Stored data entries

-- START --

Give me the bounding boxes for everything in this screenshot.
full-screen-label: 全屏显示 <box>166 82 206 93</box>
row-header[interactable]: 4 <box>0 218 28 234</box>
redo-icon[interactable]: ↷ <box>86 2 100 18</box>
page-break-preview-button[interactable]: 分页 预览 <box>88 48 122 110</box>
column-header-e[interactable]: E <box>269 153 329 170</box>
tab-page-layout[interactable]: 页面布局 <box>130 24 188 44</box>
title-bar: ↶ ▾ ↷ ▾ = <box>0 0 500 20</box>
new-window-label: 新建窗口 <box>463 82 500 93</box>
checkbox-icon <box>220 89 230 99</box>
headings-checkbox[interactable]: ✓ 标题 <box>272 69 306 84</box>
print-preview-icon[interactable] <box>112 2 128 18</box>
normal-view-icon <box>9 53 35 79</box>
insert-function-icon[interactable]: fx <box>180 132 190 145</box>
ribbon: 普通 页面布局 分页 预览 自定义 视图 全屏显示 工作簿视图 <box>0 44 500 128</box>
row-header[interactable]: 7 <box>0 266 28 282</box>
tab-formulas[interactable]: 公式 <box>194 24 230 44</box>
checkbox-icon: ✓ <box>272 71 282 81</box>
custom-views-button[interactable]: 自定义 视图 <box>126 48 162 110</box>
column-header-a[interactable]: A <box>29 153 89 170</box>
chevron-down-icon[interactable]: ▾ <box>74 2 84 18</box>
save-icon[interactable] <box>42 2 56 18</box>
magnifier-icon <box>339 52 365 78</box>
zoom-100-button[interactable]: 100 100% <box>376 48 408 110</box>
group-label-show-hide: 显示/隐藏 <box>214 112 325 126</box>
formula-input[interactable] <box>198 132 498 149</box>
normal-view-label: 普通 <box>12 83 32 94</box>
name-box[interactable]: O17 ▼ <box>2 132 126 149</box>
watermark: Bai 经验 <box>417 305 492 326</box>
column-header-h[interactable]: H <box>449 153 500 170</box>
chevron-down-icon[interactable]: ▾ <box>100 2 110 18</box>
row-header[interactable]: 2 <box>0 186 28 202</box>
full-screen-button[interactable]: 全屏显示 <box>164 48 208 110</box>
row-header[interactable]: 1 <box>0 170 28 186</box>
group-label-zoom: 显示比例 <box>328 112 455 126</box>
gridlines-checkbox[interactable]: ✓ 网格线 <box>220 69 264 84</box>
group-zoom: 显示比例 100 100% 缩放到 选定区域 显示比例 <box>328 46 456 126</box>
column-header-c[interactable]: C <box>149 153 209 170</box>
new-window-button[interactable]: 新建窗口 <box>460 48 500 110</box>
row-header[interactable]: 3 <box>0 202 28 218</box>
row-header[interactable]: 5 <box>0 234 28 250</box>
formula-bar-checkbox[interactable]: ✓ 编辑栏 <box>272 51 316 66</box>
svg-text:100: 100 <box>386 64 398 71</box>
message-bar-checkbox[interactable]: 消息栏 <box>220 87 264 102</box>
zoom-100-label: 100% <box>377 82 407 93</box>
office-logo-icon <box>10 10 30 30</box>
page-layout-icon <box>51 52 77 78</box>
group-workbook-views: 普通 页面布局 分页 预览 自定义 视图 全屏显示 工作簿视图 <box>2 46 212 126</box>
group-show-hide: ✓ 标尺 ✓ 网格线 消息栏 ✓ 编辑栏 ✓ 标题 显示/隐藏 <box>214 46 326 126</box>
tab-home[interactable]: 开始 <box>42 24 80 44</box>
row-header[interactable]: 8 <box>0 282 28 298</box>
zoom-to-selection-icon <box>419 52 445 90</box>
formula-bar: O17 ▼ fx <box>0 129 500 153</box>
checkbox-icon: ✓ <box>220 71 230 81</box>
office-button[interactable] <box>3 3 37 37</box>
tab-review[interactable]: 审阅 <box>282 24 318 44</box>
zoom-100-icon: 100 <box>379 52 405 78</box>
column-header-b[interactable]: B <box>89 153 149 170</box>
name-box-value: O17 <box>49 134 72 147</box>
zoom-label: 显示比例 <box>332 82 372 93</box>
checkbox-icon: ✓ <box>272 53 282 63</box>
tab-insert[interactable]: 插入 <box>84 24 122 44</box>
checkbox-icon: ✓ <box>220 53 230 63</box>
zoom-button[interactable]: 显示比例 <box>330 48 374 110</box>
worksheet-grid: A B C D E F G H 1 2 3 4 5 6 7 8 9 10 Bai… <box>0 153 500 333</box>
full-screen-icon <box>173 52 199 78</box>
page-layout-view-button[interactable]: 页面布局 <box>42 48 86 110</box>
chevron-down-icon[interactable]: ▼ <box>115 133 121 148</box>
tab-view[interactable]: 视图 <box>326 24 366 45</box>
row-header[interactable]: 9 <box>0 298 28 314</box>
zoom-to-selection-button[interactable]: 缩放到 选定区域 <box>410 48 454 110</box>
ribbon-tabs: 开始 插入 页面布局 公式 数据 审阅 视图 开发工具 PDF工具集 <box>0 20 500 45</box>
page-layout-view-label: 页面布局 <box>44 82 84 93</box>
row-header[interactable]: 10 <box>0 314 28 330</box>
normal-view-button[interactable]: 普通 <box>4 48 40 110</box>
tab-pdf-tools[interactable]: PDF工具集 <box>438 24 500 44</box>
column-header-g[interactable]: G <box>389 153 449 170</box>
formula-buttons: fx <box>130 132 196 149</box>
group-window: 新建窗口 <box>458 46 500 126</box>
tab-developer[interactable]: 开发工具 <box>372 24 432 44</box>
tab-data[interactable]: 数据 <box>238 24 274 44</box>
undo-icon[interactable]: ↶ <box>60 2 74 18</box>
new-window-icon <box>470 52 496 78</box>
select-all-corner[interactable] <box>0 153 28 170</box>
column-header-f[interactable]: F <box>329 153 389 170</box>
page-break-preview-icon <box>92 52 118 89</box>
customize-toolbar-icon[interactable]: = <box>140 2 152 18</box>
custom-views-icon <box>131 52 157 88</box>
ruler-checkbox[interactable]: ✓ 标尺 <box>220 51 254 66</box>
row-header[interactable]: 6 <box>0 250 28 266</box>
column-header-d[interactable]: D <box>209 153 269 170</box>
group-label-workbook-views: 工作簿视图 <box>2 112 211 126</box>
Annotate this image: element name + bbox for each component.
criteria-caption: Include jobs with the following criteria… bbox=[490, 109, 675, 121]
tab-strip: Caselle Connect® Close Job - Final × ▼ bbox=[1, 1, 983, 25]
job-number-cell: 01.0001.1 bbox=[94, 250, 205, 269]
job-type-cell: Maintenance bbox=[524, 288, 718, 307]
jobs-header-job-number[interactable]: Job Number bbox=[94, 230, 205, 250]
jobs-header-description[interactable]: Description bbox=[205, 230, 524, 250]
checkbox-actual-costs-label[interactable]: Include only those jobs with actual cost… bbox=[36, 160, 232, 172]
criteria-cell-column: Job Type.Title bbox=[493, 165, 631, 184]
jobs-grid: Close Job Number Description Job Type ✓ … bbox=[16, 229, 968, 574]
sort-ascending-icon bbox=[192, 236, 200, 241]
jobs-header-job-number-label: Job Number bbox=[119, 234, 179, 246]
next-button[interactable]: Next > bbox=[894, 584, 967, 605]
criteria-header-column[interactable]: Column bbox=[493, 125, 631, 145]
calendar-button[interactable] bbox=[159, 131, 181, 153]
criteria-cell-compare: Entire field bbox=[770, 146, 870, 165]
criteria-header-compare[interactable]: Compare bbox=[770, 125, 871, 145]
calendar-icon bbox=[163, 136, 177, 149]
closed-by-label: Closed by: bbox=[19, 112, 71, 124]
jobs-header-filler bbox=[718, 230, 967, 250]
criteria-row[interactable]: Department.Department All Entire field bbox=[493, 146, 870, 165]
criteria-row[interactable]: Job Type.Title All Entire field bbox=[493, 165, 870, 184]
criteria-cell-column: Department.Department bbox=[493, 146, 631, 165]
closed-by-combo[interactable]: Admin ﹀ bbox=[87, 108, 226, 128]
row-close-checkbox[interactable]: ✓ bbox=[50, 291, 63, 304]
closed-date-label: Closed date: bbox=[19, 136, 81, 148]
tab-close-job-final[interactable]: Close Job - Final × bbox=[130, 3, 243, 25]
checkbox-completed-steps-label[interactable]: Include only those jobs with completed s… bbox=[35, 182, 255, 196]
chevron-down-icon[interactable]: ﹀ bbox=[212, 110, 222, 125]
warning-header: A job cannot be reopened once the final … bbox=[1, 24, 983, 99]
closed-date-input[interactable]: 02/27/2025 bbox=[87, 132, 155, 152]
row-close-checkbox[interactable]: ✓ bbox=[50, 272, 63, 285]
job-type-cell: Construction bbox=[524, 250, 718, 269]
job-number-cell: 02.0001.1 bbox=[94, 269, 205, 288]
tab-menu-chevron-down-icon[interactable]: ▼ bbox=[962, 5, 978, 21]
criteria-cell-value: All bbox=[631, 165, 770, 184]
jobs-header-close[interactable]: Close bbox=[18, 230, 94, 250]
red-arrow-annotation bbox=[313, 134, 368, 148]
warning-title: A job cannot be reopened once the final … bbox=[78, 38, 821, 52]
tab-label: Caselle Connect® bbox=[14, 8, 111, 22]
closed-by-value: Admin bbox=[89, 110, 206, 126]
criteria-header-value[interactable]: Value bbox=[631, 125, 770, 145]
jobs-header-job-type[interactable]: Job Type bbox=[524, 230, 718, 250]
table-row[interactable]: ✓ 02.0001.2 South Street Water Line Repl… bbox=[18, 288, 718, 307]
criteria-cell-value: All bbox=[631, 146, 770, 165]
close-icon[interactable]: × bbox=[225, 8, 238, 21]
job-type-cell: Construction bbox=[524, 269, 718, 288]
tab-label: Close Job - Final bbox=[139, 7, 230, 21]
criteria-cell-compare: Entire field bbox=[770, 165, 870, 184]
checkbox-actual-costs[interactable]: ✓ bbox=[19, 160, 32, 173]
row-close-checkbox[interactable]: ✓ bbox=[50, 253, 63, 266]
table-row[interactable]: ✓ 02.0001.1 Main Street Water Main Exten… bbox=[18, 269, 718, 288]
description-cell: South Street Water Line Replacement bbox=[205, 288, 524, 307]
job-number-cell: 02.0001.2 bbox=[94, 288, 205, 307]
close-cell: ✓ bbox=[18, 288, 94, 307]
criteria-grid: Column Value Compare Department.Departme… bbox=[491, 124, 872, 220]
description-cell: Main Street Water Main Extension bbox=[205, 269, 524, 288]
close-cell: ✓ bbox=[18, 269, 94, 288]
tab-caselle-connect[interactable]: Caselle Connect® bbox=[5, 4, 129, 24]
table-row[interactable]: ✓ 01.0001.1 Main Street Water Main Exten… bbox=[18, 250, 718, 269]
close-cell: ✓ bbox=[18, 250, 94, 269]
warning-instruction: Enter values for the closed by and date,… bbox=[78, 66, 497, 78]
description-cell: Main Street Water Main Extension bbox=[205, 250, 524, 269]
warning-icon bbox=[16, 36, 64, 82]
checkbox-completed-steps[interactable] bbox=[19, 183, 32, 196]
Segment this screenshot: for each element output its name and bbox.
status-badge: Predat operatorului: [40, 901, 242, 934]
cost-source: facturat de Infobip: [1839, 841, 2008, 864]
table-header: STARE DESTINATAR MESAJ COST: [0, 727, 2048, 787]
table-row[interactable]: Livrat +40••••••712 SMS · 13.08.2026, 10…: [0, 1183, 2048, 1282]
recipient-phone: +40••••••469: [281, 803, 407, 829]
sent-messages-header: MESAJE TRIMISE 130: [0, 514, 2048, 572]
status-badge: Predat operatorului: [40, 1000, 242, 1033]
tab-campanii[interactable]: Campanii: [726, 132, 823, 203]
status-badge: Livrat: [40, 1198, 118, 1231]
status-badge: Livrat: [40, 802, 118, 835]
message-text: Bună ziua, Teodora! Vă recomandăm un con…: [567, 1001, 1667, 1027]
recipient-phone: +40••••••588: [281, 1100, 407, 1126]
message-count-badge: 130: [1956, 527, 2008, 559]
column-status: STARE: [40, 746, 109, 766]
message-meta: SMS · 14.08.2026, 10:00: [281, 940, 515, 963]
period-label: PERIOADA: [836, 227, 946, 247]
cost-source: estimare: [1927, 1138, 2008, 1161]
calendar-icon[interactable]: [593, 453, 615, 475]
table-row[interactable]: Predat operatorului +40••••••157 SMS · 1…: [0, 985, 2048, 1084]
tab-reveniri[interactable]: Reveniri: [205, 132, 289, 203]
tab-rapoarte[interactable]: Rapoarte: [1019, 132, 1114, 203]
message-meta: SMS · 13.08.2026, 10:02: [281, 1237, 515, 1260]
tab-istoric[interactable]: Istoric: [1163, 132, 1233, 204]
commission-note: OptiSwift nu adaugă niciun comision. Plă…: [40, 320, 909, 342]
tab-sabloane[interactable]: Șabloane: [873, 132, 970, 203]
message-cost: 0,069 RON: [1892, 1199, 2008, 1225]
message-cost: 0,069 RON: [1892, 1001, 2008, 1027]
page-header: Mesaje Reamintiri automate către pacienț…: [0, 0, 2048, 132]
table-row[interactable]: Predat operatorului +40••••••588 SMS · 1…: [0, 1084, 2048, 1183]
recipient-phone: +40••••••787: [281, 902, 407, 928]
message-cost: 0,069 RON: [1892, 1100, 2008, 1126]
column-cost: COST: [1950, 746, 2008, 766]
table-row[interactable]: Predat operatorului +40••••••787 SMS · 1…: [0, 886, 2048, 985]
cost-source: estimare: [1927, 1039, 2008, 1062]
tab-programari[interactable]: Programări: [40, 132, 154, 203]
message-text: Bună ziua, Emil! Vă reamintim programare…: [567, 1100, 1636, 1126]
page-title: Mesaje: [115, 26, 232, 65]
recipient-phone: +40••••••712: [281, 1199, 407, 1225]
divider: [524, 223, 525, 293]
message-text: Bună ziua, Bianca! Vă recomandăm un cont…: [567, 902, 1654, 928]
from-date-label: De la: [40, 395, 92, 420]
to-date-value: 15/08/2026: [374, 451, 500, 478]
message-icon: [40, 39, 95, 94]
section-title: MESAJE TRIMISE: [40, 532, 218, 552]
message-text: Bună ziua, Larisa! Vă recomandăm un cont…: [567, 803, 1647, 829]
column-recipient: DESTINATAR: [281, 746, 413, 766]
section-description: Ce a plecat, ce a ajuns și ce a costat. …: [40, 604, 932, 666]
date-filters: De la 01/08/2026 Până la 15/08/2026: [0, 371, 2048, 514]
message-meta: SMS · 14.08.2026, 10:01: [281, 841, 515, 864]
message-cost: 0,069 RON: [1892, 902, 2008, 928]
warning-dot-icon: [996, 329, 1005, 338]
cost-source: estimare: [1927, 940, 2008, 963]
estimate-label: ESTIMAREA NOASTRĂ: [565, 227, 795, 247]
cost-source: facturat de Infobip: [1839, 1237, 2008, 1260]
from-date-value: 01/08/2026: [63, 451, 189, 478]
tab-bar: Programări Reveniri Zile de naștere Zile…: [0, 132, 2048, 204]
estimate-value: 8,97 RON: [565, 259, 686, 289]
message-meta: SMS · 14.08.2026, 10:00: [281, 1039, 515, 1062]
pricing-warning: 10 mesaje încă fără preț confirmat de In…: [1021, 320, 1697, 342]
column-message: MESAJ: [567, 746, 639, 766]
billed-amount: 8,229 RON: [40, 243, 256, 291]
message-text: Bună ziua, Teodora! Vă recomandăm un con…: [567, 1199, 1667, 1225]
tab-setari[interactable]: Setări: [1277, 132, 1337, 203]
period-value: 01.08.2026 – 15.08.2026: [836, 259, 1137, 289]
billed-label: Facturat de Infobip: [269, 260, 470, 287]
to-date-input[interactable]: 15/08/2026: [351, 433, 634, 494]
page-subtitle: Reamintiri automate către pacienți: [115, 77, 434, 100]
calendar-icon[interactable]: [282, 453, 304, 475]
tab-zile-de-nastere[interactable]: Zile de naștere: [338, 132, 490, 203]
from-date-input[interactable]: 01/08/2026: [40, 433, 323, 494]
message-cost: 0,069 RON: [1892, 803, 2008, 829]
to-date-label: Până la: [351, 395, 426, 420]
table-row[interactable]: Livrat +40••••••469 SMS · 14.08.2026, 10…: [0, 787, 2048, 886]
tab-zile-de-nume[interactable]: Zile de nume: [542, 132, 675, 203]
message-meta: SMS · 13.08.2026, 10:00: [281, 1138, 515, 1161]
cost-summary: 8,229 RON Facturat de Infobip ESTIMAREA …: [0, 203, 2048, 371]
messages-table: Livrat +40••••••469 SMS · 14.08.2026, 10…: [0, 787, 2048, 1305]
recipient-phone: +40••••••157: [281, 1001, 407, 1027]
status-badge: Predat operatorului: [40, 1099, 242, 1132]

-- END --

Exercise instructions:
Collect every line of the listing above that contains the string "Connect", matching its capitalization exactly.

Exercise answer:
tab-strip: Caselle Connect® Close Job - Final × ▼ bbox=[1, 1, 983, 25]
tab-label: Caselle Connect® bbox=[14, 8, 111, 22]
tab-caselle-connect[interactable]: Caselle Connect® bbox=[5, 4, 129, 24]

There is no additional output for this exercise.